§ **Tasks to carry out**:
A – How would you translate this sentence from the commentary on Isaiah 9:6 into Spanish: "A family is one unit consisting of father, mother and children."
B – In the commentary on Isaiah 9:6, what principle does the writer say their own understanding of the verse is based on?
C – Swap "commentators" for "scholars" in the commentary on Isaiah 9:6, and give the passage from "While commentators are" to "established doctrinal framework.".

§ **Text extract**:
>> Begin

John Walwoord’s comments may be helpful, “First, the Messiah, being the second person of the trinity is in essence God. Therefore, He has all the attributes of God including eternality. Since God is One (even though He exists in three persons) the Messiah is God. Second, the title “Everlasting Father” is an idiom used to describe the Messiah’s relationship to time, not His relationship to the other members of the Trinity. He is said to be everlasting just as God (the Father) is called “the Ancient of days (Daniel 7:9). The Messiah will be a “fatherly ruler”. In other words, as the patriarchs were the fathers of the nation, so Christ seated on David’s throne in the Millennium will be a “Fatherly ruler”. God in the flesh. Prince of Peace.”

While Walfoord comes close to explaining the meaning it is not concise nor convincing.

William Kelly in his exposition of the Book of Isaiah – Isaiah 9:6 “For unto us a Child is born, Unto us a Son is given; And the government will be upon His shoulder. And His name will be called Wonderful, Counselor, Mighty God, Everlasting Father, Prince of Peace,” – says that some translate it as Counsellor of the Mighty God, of the Everlasting Father”. Kelly suggests Christ is the Counsellor of the Mighty God, of the Everlasting Father – not that Christ will be the Everlasting Father.” Kelly’s take on this verse is good but not convincingly accurate.

Furthermore, Matthew Henry says, “He (Christ) is Everlasting Father or the Father of Eternity, He is God, one with the Father who is from everlasting to everlasting. His Fatherly care of His people and tenderness towards them are everlasting. He is the author of everlasting life and happiness to them, and so is the Father of a blessed eternity to them.” Very well worded but not clear enough.

While commentators are all in agreement on the traditional doctrine of the Trinity the verse in Isaiah 9:6 has stumped others. My understanding of the verse is based on the importance of applying the principle of consistency in Biblical interpretation (hermeneutics). If a verse or passage is to be understood it needs to be interpreted within the established framework of the whole Bible. One anomaly should not be isolated from the established doctrinal framework.

The Trinity is undeniable and the distinctive personality of each, namely the Father, Son and Holy Spirit is cardinal, but the question, “How the Son can be called Everlasting Father,” cries out for a concise and succinct answer. Illustrations and metaphorical images and items are multiple as the human mind seeks clarity. I will not bore you with my many examples but the family analogy is one that may suffice. A family is one unit consisting of father, mother and children. One without the other is no longer a complete family. The diversity of the members in no way invalidates their unity. When I speak to one I speak to all. If I speak to a Jone’s family member I can say I have spoken to the Jones family. (In fact, I spoke to one member that represented the entire family). When I speak to one member of the BBS Board of Directors I can say I’ve spoken to the Berean Bible Society or when I receive a telephone call from a representative of Ford Motor Company I can say I received a call from Ford today. In a similar sense, Jesus was God the Father and God the Holy Spirit, in the flesh. He represented the Trinity. The following verses underscore this fact – John 17:5 “And now, O Father, glorify Me together with Yourself, with the glory which I had with You before the world was,” and John 17:21-22 “that they all may be one, as You, Father, are in Me, and I in You; that they also may be one in Us, that the world may believe that You sent Me. And the glory which You gave Me I have given them, that they may be one just as We are one:

The claim of equality with the Father agitated the Jews, John 5:17-24 states,” But Jesus answered them, “My Father has been working until now, and I have been working.

>> End

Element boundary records
>> Begin

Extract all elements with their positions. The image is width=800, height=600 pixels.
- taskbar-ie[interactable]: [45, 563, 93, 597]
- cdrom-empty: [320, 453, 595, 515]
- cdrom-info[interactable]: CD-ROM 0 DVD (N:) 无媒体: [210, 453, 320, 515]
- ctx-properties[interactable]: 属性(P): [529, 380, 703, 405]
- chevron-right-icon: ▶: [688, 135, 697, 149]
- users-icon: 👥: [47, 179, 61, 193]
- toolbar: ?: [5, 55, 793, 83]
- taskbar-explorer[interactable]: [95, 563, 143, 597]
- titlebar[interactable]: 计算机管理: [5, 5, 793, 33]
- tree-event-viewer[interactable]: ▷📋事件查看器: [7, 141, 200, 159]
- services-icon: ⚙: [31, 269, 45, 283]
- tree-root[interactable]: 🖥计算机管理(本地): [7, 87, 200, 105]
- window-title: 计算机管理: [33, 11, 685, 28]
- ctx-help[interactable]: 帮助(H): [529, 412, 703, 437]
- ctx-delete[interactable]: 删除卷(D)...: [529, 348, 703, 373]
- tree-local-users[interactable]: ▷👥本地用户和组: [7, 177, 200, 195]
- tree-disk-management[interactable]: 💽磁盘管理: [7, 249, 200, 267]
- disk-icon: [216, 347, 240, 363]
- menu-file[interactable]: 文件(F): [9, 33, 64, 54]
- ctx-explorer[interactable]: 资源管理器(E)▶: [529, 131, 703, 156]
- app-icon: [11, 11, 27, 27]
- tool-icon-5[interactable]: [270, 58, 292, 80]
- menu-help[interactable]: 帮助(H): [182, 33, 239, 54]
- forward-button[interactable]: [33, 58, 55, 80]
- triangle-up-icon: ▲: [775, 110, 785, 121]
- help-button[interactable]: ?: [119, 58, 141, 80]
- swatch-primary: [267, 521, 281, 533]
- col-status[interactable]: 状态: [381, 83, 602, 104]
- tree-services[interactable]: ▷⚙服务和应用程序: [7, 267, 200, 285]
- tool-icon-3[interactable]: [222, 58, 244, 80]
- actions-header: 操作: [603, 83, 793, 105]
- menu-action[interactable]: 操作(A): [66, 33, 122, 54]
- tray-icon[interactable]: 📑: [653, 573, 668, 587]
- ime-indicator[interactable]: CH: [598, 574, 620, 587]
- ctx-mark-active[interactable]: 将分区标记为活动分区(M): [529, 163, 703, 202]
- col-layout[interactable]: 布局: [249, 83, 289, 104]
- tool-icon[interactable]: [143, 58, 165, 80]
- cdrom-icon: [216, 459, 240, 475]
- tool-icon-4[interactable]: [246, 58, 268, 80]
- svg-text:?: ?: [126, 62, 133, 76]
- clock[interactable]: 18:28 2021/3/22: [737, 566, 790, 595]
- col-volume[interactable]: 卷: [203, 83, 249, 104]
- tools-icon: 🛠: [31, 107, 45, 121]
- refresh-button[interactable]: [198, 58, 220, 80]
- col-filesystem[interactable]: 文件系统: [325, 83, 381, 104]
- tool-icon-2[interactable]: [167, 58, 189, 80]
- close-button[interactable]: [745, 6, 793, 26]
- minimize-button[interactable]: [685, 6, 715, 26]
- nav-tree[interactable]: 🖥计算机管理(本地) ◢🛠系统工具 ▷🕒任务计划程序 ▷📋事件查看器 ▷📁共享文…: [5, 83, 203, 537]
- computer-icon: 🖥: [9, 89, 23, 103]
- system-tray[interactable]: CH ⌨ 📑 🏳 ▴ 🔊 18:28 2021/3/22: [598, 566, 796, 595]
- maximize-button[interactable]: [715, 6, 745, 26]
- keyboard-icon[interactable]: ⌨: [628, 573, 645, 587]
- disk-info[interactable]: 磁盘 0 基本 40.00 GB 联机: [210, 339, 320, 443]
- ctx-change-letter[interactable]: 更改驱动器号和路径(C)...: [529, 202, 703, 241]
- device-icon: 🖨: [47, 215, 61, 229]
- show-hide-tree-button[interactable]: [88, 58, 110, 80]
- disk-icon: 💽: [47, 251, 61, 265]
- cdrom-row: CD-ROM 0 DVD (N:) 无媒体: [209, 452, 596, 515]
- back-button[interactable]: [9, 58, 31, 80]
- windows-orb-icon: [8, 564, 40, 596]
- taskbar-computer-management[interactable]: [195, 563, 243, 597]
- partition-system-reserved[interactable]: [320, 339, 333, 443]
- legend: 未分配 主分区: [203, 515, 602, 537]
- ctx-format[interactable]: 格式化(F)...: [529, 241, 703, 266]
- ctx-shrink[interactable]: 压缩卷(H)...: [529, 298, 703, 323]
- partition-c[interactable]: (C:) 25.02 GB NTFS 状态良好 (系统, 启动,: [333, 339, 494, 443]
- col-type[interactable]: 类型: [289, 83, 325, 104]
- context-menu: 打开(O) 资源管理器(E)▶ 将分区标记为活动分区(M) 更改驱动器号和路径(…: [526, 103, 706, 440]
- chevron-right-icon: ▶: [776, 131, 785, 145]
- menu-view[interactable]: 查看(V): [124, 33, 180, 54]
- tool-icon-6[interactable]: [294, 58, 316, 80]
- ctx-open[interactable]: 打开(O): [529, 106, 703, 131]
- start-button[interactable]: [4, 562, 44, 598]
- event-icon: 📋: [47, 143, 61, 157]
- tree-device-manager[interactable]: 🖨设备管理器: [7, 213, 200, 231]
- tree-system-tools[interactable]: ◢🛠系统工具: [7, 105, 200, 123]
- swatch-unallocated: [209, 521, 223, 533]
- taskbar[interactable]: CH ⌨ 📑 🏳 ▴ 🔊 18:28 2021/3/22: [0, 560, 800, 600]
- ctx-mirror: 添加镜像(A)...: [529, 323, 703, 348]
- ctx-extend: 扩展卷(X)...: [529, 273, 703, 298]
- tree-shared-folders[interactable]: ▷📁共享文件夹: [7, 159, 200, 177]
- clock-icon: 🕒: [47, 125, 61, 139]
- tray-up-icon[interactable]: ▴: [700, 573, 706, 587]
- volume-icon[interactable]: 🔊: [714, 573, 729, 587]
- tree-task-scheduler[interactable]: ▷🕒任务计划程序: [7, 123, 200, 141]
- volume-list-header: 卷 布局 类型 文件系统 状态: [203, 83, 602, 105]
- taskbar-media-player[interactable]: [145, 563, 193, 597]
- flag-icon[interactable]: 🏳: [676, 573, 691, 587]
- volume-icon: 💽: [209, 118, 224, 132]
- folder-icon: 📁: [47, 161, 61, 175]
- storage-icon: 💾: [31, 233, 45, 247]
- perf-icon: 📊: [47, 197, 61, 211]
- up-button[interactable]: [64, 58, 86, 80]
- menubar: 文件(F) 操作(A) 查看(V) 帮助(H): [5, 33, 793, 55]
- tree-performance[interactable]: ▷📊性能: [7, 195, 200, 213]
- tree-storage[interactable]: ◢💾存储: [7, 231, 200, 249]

>> End

§ **Outputs**:
A – Una familia es una unidad formada por padre, madre e hijos.

B – The principle of consistency in Biblical interpretation (hermeneutics).

C –
While scholars are all in agreement on the traditional doctrine of the Trinity the verse in Isaiah 9:6 has stumped others. My understanding of the verse is based on the importance of applying the principle of consistency in Biblical interpretation (hermeneutics). If a verse or passage is to be understood it needs to be interpreted within the established framework of the whole Bible. One anomaly should not be isolated from the established doctrinal framework.